Some records
···

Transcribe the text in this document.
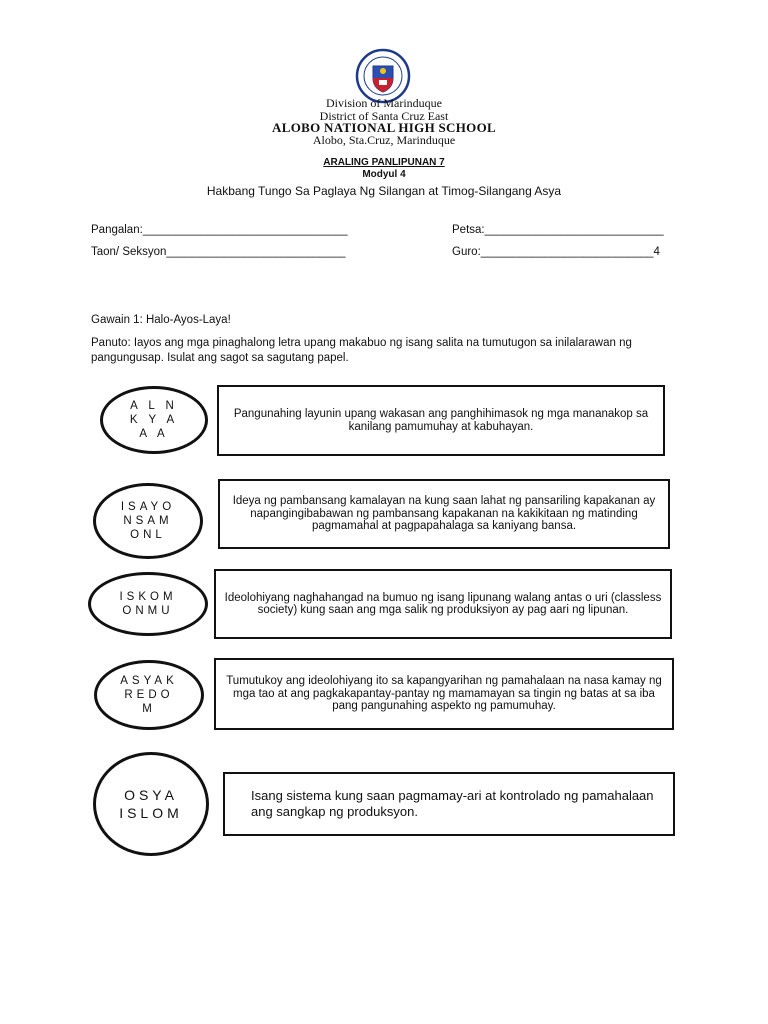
Division of Marinduque
District of Santa Cruz East
ALOBO NATIONAL HIGH SCHOOL
Alobo, Sta.Cruz, Marinduque
ARALING PANLIPUNAN 7
Modyul 4
Hakbang Tungo Sa Paglaya Ng Silangan at Timog-Silangang Asya
Pangalan:________________________________	Petsa:____________________________
Taon/ Seksyon____________________________	Guro:___________________________4
Gawain 1: Halo-Ayos-Laya!
Panuto: Iayos ang mga pinaghalong letra upang makabuo ng isang salita na tumutugon sa inilalarawan ng pangungusap. Isulat ang sagot sa sagutang papel.
A L N
K Y A
A A
Pangunahing layunin upang wakasan ang panghihimasok ng mga mananakop sa kanilang pamumuhay at kabuhayan.
ISAYO
NSAM
ONL
Ideya ng pambansang kamalayan na kung saan lahat ng pansariling kapakanan ay napangingibabawan ng pambansang kapakanan na kakikitaan ng matinding pagmamahal at pagpapahalaga sa kaniyang bansa.
ISKOM
ONMU
Ideolohiyang naghahangad na bumuo ng isang lipunang walang antas o uri (classless society) kung saan ang mga salik ng produksiyon ay pag aari ng lipunan.
ASYAK
REDO
M
Tumutukoy ang ideolohiyang ito sa kapangyarihan ng pamahalaan na nasa kamay ng mga tao at ang pagkakapantay-pantay ng mamamayan sa tingin ng batas at sa iba pang pangunahing aspekto ng pamumuhay.
OSYA
ISLOM
Isang sistema kung saan pagmamay-ari at kontrolado ng pamahalaan ang sangkap ng produksyon.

···

#### TASK GOAL:
From the records given above, copy all lines containing "Marinduque".

#### WORKED SOLUTION:
Division of Marinduque
Alobo, Sta.Cruz, Marinduque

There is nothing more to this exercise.